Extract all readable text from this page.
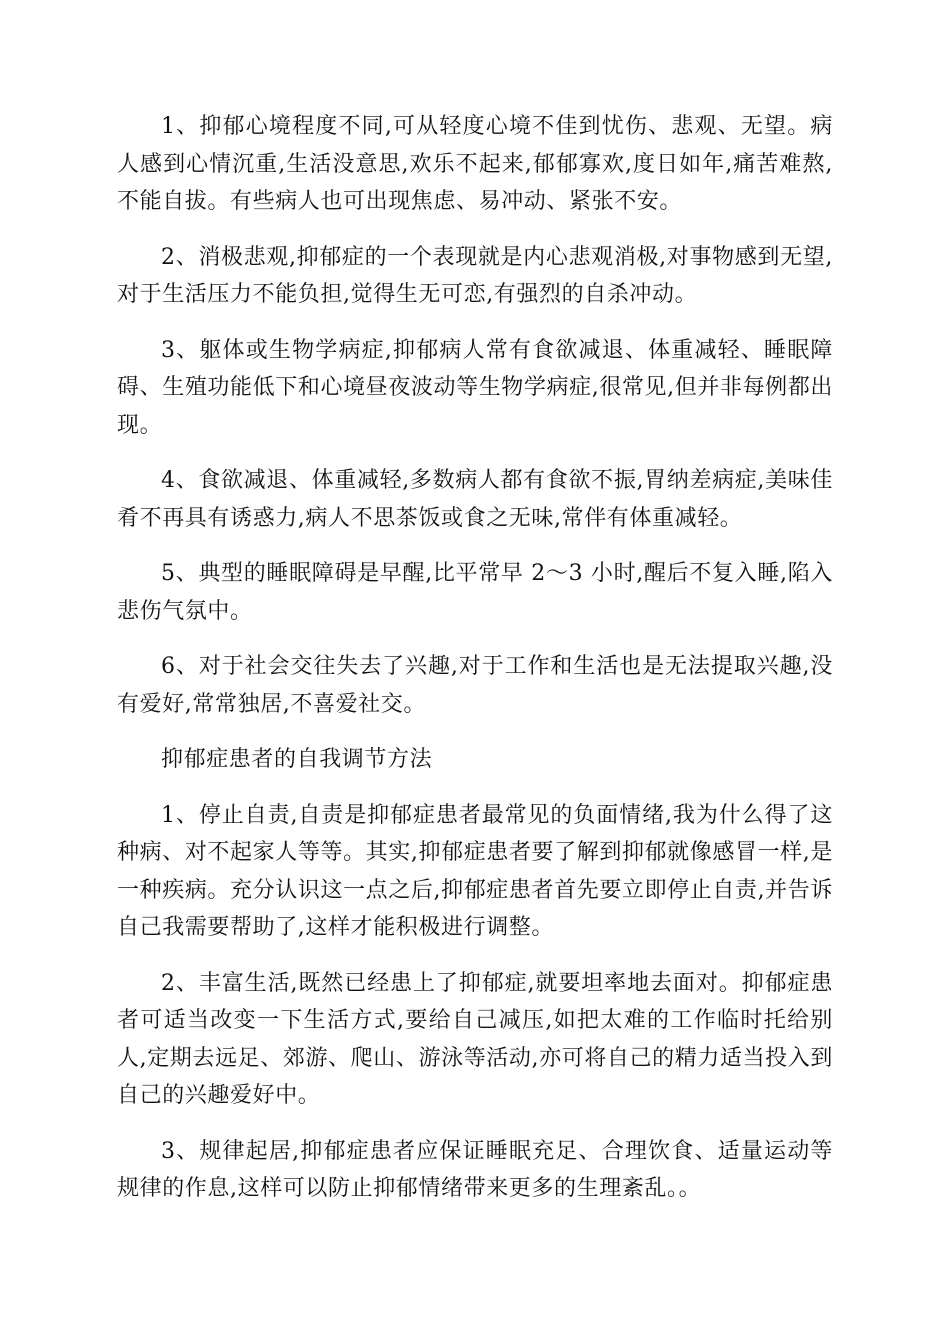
1、抑郁心境程度不同,可从轻度心境不佳到忧伤、悲观、无望。病人感到心情沉重,生活没意思,欢乐不起来,郁郁寡欢,度日如年,痛苦难熬,不能自拔。有些病人也可出现焦虑、易冲动、紧张不安。

2、消极悲观,抑郁症的一个表现就是内心悲观消极,对事物感到无望,对于生活压力不能负担,觉得生无可恋,有强烈的自杀冲动。

3、躯体或生物学病症,抑郁病人常有食欲减退、体重减轻、睡眠障碍、生殖功能低下和心境昼夜波动等生物学病症,很常见,但并非每例都出现。

4、食欲减退、体重减轻,多数病人都有食欲不振,胃纳差病症,美味佳肴不再具有诱惑力,病人不思茶饭或食之无味,常伴有体重减轻。

5、典型的睡眠障碍是早醒,比平常早 2～3 小时,醒后不复入睡,陷入悲伤气氛中。

6、对于社会交往失去了兴趣,对于工作和生活也是无法提取兴趣,没有爱好,常常独居,不喜爱社交。

抑郁症患者的自我调节方法

1、停止自责,自责是抑郁症患者最常见的负面情绪,我为什么得了这种病、对不起家人等等。其实,抑郁症患者要了解到抑郁就像感冒一样,是一种疾病。充分认识这一点之后,抑郁症患者首先要立即停止自责,并告诉自己我需要帮助了,这样才能积极进行调整。

2、丰富生活,既然已经患上了抑郁症,就要坦率地去面对。抑郁症患者可适当改变一下生活方式,要给自己减压,如把太难的工作临时托给别人,定期去远足、郊游、爬山、游泳等活动,亦可将自己的精力适当投入到自己的兴趣爱好中。

3、规律起居,抑郁症患者应保证睡眠充足、合理饮食、适量运动等规律的作息,这样可以防止抑郁情绪带来更多的生理紊乱。。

• **WHAT THE TASK ASKS**:
Scan the listing above. Gather each line that contains the word "体重减轻".

• **RESULT OF THIS EXERCISE**:
3、躯体或生物学病症,抑郁病人常有食欲减退、体重减轻、睡眠障碍、生殖功能低下和心境昼夜波动等生物学病症,很常见,但并非每例都出现。
4、食欲减退、体重减轻,多数病人都有食欲不振,胃纳差病症,美味佳肴不再具有诱惑力,病人不思茶饭或食之无味,常伴有体重减轻。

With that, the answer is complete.